Convert everything from the line containing "Decompose this screenshot" down to the line containing "bar-ZlHgg-33 — [578, 620, 592, 694]" into a JSON list of strings, one string per line, skipping blank lines. Omit the pictures.

[BEGIN Exercise input]

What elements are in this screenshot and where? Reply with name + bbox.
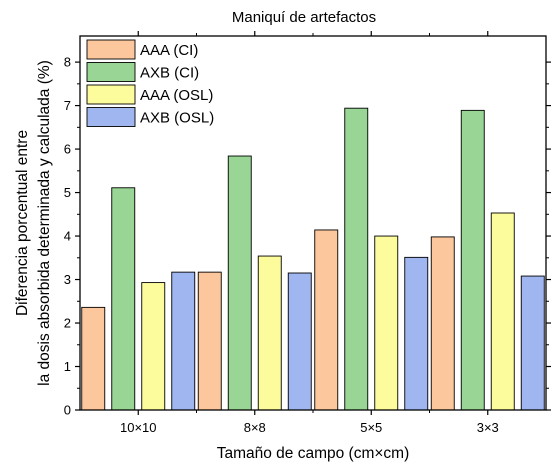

[END Exercise input]
[BEGIN Exercise input]

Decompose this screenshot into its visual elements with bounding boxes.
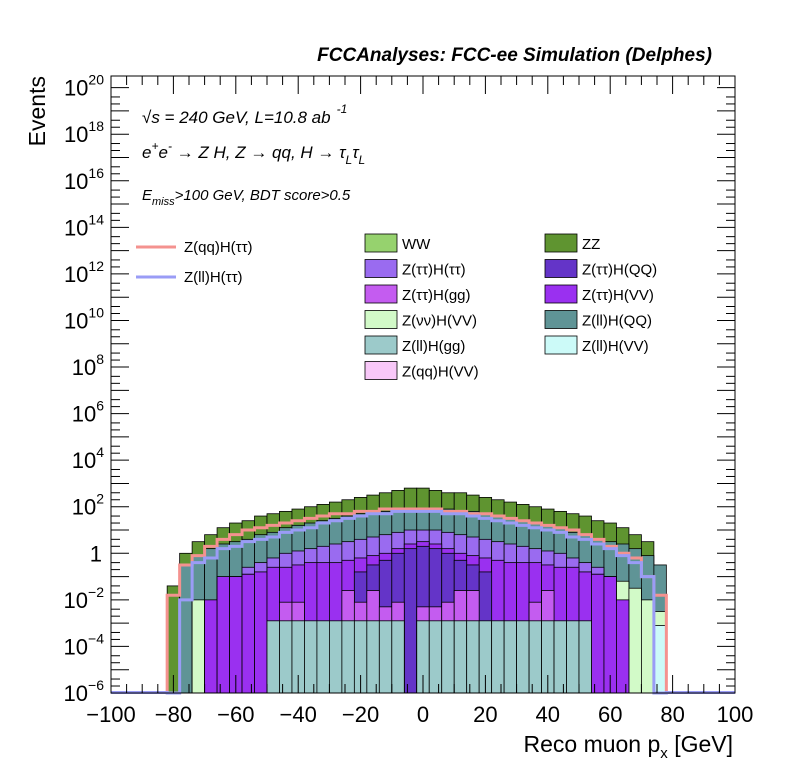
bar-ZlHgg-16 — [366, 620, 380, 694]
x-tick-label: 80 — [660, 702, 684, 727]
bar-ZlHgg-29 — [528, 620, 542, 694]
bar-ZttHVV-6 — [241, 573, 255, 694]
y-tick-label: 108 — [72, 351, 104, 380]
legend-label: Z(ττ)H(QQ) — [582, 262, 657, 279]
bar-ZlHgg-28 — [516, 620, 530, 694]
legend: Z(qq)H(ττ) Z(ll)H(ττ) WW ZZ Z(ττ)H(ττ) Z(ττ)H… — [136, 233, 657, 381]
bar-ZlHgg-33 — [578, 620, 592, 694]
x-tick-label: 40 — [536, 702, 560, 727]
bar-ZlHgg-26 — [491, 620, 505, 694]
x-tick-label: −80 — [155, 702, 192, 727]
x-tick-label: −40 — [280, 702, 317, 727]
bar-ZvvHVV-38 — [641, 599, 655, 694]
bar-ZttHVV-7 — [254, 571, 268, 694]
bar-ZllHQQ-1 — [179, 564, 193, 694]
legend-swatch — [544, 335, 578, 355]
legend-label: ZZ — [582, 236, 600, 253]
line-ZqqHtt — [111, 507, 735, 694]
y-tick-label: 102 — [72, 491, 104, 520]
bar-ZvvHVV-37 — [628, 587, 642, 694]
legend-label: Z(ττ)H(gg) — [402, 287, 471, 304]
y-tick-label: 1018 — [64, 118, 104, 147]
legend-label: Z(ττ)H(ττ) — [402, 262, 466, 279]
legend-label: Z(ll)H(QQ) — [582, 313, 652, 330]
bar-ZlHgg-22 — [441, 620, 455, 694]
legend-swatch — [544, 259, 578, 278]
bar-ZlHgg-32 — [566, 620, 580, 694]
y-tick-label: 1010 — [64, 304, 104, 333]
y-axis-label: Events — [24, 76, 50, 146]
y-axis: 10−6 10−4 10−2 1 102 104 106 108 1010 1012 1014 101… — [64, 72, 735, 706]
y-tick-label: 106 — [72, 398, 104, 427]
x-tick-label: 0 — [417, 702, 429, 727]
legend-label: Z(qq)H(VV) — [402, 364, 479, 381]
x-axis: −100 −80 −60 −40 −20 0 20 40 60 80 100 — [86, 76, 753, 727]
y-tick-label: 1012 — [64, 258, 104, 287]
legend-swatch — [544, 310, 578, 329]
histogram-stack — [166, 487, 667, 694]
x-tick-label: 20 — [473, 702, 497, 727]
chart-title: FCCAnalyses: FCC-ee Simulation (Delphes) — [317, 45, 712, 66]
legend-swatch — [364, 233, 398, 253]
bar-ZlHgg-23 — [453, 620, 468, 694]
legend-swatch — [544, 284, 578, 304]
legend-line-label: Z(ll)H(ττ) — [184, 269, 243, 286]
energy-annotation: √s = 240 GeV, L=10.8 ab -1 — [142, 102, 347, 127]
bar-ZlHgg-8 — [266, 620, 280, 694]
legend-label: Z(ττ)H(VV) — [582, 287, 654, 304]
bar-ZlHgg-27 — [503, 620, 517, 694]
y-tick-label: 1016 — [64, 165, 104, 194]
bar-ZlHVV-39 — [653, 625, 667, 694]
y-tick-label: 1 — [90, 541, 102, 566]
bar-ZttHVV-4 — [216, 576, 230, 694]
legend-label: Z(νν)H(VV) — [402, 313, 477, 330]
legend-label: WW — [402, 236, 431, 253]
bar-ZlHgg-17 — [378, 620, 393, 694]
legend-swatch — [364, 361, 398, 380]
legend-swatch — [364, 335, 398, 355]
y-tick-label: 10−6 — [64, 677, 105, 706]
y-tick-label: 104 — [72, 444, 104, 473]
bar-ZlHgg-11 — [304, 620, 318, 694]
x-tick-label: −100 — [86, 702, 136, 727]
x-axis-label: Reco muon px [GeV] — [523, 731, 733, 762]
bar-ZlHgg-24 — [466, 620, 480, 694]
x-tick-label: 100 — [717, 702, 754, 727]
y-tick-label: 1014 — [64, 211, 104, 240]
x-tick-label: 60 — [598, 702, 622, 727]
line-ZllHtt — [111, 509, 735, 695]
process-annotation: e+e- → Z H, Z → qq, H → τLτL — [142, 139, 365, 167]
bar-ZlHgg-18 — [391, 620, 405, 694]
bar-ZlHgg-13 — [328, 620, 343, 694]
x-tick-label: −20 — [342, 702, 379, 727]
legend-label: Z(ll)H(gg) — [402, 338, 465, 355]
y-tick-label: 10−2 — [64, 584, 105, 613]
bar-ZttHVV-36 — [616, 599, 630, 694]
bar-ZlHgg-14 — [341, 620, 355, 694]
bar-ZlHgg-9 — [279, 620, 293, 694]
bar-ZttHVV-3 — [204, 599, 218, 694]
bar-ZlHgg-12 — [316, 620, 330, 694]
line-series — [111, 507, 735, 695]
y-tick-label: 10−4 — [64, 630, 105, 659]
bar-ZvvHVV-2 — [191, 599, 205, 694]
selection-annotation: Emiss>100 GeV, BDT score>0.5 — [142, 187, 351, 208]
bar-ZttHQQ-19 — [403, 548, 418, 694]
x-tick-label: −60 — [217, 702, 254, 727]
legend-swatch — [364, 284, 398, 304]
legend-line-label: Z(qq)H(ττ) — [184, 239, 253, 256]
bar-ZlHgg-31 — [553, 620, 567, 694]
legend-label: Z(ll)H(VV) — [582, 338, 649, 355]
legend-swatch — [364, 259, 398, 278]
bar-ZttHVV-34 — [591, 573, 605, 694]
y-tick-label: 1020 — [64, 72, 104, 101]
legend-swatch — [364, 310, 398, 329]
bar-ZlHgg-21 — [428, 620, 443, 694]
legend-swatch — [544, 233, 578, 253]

[END Exercise input]
[BEGIN Exercise input]

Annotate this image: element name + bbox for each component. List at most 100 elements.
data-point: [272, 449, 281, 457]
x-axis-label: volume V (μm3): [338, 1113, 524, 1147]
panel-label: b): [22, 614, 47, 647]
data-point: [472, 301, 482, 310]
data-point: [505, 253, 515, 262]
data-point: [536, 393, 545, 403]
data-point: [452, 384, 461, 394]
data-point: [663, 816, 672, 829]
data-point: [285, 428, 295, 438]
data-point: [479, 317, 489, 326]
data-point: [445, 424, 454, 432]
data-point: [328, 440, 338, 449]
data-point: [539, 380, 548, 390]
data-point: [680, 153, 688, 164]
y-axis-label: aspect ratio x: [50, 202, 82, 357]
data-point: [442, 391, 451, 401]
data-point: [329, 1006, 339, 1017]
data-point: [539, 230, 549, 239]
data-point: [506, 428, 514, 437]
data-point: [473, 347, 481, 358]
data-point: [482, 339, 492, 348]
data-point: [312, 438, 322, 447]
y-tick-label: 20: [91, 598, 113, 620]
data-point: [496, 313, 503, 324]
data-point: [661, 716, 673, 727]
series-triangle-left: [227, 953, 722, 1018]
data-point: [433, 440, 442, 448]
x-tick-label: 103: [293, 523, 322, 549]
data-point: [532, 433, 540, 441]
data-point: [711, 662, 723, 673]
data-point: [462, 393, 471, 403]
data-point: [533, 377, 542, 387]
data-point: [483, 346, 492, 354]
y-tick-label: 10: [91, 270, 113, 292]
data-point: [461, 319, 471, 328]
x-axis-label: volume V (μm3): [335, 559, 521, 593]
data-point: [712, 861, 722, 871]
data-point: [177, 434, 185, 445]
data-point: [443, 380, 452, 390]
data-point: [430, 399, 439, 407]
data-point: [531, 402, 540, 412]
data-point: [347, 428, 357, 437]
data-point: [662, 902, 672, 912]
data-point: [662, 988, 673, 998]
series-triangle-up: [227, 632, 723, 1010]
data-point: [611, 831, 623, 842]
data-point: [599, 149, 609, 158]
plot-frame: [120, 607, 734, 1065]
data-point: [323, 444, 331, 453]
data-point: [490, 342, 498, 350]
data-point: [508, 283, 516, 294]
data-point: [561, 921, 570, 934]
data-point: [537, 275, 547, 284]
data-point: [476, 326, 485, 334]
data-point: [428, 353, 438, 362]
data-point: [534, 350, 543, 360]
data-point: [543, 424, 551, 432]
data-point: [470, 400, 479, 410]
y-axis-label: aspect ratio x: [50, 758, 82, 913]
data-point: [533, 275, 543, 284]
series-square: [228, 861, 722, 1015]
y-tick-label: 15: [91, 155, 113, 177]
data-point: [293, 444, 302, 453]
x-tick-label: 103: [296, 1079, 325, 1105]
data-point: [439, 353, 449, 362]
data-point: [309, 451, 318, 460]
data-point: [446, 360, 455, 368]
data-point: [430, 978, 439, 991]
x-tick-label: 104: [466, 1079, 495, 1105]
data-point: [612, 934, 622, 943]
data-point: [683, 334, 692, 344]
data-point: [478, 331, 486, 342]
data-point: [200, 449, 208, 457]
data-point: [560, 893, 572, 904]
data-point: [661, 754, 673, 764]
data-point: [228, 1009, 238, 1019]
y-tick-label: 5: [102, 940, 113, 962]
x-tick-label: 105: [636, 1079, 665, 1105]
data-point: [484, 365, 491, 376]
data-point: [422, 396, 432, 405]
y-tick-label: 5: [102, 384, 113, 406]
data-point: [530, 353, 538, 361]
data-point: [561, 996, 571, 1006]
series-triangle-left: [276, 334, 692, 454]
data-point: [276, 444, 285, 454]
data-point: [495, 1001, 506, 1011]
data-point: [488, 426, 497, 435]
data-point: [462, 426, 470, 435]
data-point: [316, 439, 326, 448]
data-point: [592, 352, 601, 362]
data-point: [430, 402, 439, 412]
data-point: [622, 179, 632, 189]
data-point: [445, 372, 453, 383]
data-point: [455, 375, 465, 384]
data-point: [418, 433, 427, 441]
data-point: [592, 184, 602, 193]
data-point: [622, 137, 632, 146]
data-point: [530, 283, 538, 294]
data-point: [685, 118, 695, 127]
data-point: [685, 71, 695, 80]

[END Exercise input]

Solution =
[
  "Decompose this screenshot into its visual elements with bounding boxes.",
  "bar-ZlHgg-16 — [366, 620, 380, 694]",
  "x-tick-label: 80 — [660, 702, 684, 727]",
  "bar-ZlHgg-29 — [528, 620, 542, 694]",
  "bar-ZttHVV-6 — [241, 573, 255, 694]",
  "y-tick-label: 108 — [72, 351, 104, 380]",
  "legend-label: Z(ττ)H(QQ) — [582, 262, 657, 279]",
  "bar-ZlHgg-28 — [516, 620, 530, 694]",
  "legend: Z(qq)H(ττ) Z(ll)H(ττ) WW ZZ Z(ττ)H(ττ) Z(ττ)H… — [136, 233, 657, 381]",
  "bar-ZlHgg-33 — [578, 620, 592, 694]"
]